---- Extracted material
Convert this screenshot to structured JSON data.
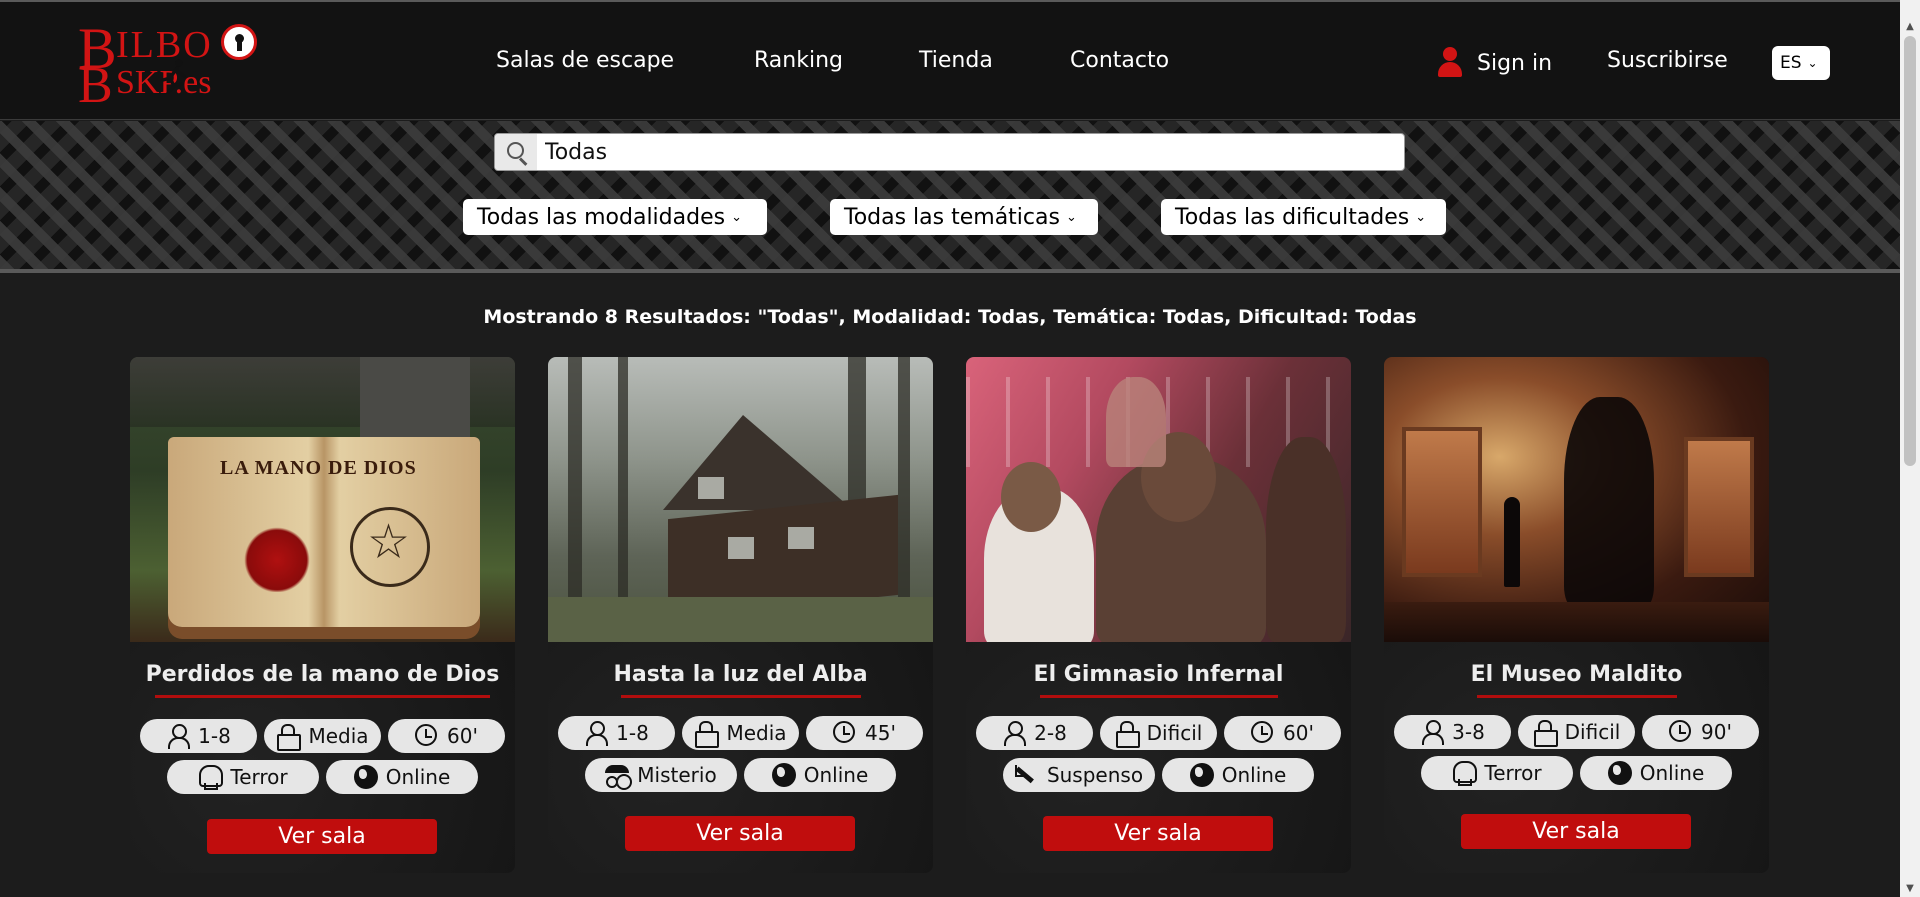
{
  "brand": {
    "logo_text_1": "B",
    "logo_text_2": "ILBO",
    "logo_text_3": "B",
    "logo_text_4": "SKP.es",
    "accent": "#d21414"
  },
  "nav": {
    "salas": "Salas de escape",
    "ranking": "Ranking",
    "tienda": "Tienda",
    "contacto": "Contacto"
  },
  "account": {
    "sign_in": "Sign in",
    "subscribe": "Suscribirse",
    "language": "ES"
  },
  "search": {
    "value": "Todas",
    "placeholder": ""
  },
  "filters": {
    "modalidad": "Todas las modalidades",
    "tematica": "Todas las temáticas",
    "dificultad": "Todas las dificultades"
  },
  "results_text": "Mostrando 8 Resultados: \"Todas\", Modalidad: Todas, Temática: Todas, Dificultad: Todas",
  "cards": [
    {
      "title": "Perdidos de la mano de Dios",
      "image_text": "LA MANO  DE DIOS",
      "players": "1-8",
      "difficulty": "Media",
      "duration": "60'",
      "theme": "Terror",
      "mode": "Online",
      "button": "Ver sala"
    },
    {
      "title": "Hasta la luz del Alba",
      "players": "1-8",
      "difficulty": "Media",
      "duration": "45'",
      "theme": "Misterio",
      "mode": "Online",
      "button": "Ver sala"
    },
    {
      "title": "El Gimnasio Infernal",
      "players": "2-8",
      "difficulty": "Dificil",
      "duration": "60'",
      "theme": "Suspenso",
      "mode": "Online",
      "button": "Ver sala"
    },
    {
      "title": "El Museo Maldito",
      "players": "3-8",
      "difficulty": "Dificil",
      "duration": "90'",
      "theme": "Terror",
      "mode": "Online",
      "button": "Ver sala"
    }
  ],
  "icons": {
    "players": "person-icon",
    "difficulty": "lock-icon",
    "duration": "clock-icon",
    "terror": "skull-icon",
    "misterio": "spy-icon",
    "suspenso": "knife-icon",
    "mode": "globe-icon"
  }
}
--------
---- Extracted material
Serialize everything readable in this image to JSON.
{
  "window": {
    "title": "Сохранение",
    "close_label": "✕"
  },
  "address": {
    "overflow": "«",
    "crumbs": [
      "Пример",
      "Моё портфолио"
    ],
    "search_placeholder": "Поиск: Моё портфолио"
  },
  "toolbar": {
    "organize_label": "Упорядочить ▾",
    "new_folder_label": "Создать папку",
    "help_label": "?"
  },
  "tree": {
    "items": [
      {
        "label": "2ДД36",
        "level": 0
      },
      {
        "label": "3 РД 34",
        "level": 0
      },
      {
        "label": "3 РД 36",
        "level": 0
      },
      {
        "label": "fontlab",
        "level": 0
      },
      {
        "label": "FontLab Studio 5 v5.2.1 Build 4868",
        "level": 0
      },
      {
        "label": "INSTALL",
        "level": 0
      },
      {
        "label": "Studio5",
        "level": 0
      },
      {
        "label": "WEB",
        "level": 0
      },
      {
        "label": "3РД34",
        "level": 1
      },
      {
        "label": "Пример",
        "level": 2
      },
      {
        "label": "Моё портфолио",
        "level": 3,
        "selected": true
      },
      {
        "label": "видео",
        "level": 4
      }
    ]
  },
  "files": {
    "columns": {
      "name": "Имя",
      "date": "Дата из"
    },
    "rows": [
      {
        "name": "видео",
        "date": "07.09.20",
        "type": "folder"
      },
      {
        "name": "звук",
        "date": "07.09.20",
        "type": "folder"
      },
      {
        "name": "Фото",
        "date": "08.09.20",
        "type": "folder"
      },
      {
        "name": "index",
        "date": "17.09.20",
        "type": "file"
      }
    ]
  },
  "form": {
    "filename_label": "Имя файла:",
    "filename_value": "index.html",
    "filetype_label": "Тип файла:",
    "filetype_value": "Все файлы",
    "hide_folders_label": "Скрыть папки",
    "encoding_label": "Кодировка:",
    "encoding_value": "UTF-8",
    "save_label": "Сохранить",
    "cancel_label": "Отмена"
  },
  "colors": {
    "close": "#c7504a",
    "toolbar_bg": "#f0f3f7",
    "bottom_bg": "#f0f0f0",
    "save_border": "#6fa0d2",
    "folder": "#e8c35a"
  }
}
--------
---- Extracted material
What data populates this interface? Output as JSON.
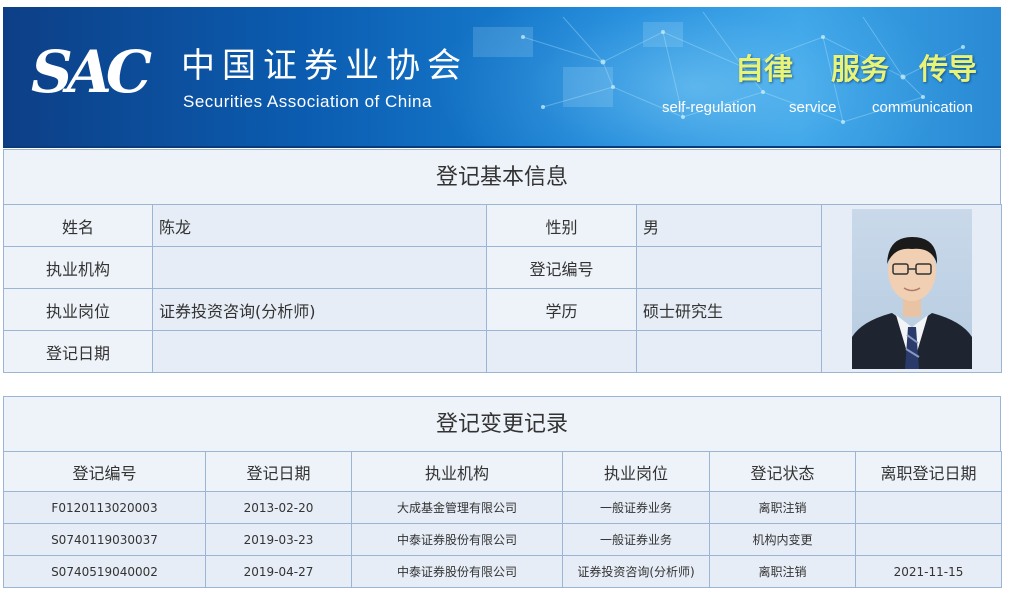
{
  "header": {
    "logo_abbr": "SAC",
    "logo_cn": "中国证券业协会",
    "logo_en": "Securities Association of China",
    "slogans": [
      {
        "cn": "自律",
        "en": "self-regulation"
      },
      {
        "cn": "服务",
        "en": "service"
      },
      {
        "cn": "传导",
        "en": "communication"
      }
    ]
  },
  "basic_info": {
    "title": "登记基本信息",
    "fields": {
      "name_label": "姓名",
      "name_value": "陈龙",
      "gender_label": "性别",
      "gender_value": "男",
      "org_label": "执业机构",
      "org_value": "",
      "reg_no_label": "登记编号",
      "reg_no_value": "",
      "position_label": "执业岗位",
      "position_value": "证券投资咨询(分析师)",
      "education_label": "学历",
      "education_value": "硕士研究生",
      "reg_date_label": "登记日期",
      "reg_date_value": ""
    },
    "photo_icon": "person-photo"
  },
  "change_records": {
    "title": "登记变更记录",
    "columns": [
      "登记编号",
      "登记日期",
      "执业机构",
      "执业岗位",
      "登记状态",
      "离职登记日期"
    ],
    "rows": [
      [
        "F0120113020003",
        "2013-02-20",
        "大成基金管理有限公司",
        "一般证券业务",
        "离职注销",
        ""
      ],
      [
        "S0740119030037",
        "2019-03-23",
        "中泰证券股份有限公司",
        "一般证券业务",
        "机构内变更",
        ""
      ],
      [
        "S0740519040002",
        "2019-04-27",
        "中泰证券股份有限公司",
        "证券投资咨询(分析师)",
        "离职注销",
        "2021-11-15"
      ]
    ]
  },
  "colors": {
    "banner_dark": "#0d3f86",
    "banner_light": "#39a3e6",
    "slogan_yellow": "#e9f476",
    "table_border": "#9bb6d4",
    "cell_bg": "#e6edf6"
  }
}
--------
To be done
State how many lines include the string "theme". Give no other information.

Correct output
4